Copy out every record below, word for word.

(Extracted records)
══════

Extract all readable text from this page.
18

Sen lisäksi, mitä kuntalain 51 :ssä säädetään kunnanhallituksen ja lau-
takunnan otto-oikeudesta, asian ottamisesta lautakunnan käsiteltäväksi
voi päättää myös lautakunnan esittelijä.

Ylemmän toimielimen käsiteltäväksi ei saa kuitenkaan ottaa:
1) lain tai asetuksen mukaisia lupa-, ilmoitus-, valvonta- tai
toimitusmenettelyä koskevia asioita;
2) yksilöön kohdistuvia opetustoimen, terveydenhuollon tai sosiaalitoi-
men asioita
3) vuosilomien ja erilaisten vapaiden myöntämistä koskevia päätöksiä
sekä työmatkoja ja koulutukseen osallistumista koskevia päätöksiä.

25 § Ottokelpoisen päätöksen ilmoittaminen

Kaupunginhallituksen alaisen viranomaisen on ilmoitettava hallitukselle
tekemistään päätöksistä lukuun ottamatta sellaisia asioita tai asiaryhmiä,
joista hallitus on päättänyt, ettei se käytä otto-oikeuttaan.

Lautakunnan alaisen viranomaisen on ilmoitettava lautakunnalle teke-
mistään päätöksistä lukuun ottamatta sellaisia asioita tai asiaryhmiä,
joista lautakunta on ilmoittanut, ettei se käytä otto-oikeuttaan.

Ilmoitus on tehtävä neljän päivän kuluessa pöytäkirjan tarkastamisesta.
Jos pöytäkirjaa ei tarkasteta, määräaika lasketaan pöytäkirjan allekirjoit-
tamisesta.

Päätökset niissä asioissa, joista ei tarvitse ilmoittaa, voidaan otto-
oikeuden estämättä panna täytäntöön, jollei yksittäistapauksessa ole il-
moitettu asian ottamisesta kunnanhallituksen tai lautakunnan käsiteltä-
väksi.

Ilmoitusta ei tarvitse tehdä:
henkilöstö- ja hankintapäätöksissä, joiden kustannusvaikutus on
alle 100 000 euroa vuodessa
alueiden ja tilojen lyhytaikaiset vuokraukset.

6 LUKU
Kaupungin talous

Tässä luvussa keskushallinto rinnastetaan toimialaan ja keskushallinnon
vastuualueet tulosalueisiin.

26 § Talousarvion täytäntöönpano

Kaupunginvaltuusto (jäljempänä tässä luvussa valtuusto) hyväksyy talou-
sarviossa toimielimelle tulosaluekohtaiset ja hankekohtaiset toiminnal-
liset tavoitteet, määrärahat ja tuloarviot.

══════

Response for this exercise ->
Extract all readable text from this page.
18

Sen lisäksi, mitä kuntalain 51 :ssä säädetään kunnanhallituksen ja lau-
takunnan otto-oikeudesta, asian ottamisesta lautakunnan käsiteltäväksi
voi päättää myös lautakunnan esittelijä.

Ylemmän toimielimen käsiteltäväksi ei saa kuitenkaan ottaa:
1) lain tai asetuksen mukaisia lupa-, ilmoitus-, valvonta- tai
toimitusmenettelyä koskevia asioita;
2) yksilöön kohdistuvia opetustoimen, terveydenhuollon tai sosiaalitoi-
men asioita
3) vuosilomien ja erilaisten vapaiden myöntämistä koskevia päätöksiä
sekä työmatkoja ja koulutukseen osallistumista koskevia päätöksiä.

25 § Ottokelpoisen päätöksen ilmoittaminen

Kaupunginhallituksen alaisen viranomaisen on ilmoitettava hallitukselle
tekemistään päätöksistä lukuun ottamatta sellaisia asioita tai asiaryhmiä,
joista hallitus on päättänyt, ettei se käytä otto-oikeuttaan.

Lautakunnan alaisen viranomaisen on ilmoitettava lautakunnalle teke-
mistään päätöksistä lukuun ottamatta sellaisia asioita tai asiaryhmiä,
joista lautakunta on ilmoittanut, ettei se käytä otto-oikeuttaan.

Ilmoitus on tehtävä neljän päivän kuluessa pöytäkirjan tarkastamisesta.
Jos pöytäkirjaa ei tarkasteta, määräaika lasketaan pöytäkirjan allekirjoit-
tamisesta.

Päätökset niissä asioissa, joista ei tarvitse ilmoittaa, voidaan otto-
oikeuden estämättä panna täytäntöön, jollei yksittäistapauksessa ole il-
moitettu asian ottamisesta kunnanhallituksen tai lautakunnan käsiteltä-
väksi.

Ilmoitusta ei tarvitse tehdä:
henkilöstö- ja hankintapäätöksissä, joiden kustannusvaikutus on
alle 100 000 euroa vuodessa
alueiden ja tilojen lyhytaikaiset vuokraukset.

6 LUKU
Kaupungin talous

Tässä luvussa keskushallinto rinnastetaan toimialaan ja keskushallinnon
vastuualueet tulosalueisiin.

26 § Talousarvion täytäntöönpano

Kaupunginvaltuusto (jäljempänä tässä luvussa valtuusto) hyväksyy talou-
sarviossa toimielimelle tulosaluekohtaiset ja hankekohtaiset toiminnal-
liset tavoitteet, määrärahat ja tuloarviot.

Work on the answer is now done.